## Problem to work on:
Would you give the listing again exactly, without its images?

━━━━━━━━━━━━━━━━

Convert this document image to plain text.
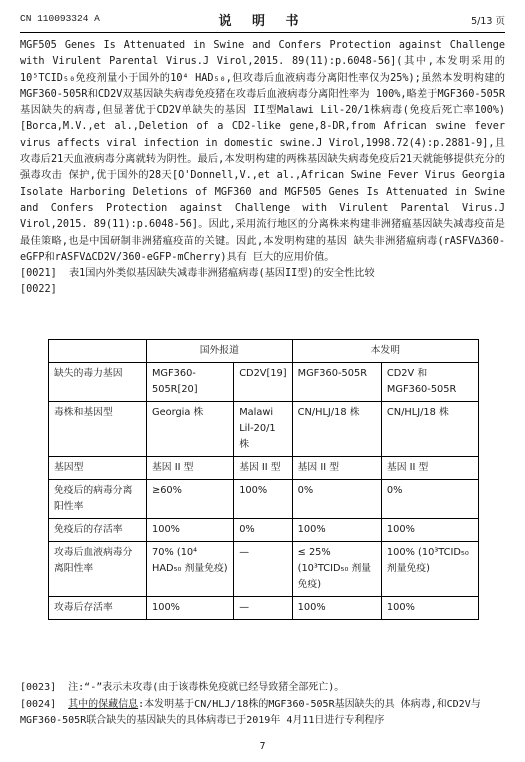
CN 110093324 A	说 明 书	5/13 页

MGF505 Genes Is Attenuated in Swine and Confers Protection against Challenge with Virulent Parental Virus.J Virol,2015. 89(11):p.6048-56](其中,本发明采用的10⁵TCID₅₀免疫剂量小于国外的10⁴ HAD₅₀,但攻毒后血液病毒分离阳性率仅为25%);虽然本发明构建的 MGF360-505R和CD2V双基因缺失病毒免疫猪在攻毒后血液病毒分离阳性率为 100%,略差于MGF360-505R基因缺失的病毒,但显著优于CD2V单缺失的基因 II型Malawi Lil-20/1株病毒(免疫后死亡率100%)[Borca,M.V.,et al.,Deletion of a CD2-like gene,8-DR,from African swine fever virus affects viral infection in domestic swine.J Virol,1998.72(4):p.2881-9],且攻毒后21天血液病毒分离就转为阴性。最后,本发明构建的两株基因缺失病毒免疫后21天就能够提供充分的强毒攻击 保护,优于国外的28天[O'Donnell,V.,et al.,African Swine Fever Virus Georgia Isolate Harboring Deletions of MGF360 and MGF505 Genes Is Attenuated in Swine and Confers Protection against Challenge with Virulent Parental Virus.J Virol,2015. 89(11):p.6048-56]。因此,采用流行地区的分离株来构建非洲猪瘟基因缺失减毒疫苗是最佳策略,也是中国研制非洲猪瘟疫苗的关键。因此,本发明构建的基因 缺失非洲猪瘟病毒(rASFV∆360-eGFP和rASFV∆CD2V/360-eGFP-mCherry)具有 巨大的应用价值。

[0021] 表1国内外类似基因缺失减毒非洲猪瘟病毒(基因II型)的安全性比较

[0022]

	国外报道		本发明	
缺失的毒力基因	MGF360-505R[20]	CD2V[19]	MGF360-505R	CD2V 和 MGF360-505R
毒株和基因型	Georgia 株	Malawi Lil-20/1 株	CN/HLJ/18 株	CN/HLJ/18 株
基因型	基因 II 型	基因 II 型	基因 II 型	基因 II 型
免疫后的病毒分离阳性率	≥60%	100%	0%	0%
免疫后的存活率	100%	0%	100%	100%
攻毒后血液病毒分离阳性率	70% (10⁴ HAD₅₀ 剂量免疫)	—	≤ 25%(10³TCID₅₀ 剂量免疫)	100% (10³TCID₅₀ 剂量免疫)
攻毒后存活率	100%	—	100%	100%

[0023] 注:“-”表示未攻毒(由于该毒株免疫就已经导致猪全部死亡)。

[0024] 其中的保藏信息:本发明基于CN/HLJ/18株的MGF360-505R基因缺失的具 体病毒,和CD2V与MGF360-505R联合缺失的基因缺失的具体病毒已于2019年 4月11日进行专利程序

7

━━━━━━━━━━━━━━━━

## Task result:
Convert this document image to plain text.
CN 110093324 A	说 明 书	5/13 页

MGF505 Genes Is Attenuated in Swine and Confers Protection against Challenge with Virulent Parental Virus.J Virol,2015. 89(11):p.6048-56](其中,本发明采用的10⁵TCID₅₀免疫剂量小于国外的10⁴ HAD₅₀,但攻毒后血液病毒分离阳性率仅为25%);虽然本发明构建的 MGF360-505R和CD2V双基因缺失病毒免疫猪在攻毒后血液病毒分离阳性率为 100%,略差于MGF360-505R基因缺失的病毒,但显著优于CD2V单缺失的基因 II型Malawi Lil-20/1株病毒(免疫后死亡率100%)[Borca,M.V.,et al.,Deletion of a CD2-like gene,8-DR,from African swine fever virus affects viral infection in domestic swine.J Virol,1998.72(4):p.2881-9],且攻毒后21天血液病毒分离就转为阴性。最后,本发明构建的两株基因缺失病毒免疫后21天就能够提供充分的强毒攻击 保护,优于国外的28天[O'Donnell,V.,et al.,African Swine Fever Virus Georgia Isolate Harboring Deletions of MGF360 and MGF505 Genes Is Attenuated in Swine and Confers Protection against Challenge with Virulent Parental Virus.J Virol,2015. 89(11):p.6048-56]。因此,采用流行地区的分离株来构建非洲猪瘟基因缺失减毒疫苗是最佳策略,也是中国研制非洲猪瘟疫苗的关键。因此,本发明构建的基因 缺失非洲猪瘟病毒(rASFV∆360-eGFP和rASFV∆CD2V/360-eGFP-mCherry)具有 巨大的应用价值。

[0021] 表1国内外类似基因缺失减毒非洲猪瘟病毒(基因II型)的安全性比较

[0022]

	国外报道		本发明	
缺失的毒力基因	MGF360-505R[20]	CD2V[19]	MGF360-505R	CD2V 和 MGF360-505R
毒株和基因型	Georgia 株	Malawi Lil-20/1 株	CN/HLJ/18 株	CN/HLJ/18 株
基因型	基因 II 型	基因 II 型	基因 II 型	基因 II 型
免疫后的病毒分离阳性率	≥60%	100%	0%	0%
免疫后的存活率	100%	0%	100%	100%
攻毒后血液病毒分离阳性率	70% (10⁴ HAD₅₀ 剂量免疫)	—	≤ 25%(10³TCID₅₀ 剂量免疫)	100% (10³TCID₅₀ 剂量免疫)
攻毒后存活率	100%	—	100%	100%

[0023] 注:“-”表示未攻毒(由于该毒株免疫就已经导致猪全部死亡)。

[0024] 其中的保藏信息:本发明基于CN/HLJ/18株的MGF360-505R基因缺失的具 体病毒,和CD2V与MGF360-505R联合缺失的基因缺失的具体病毒已于2019年 4月11日进行专利程序

7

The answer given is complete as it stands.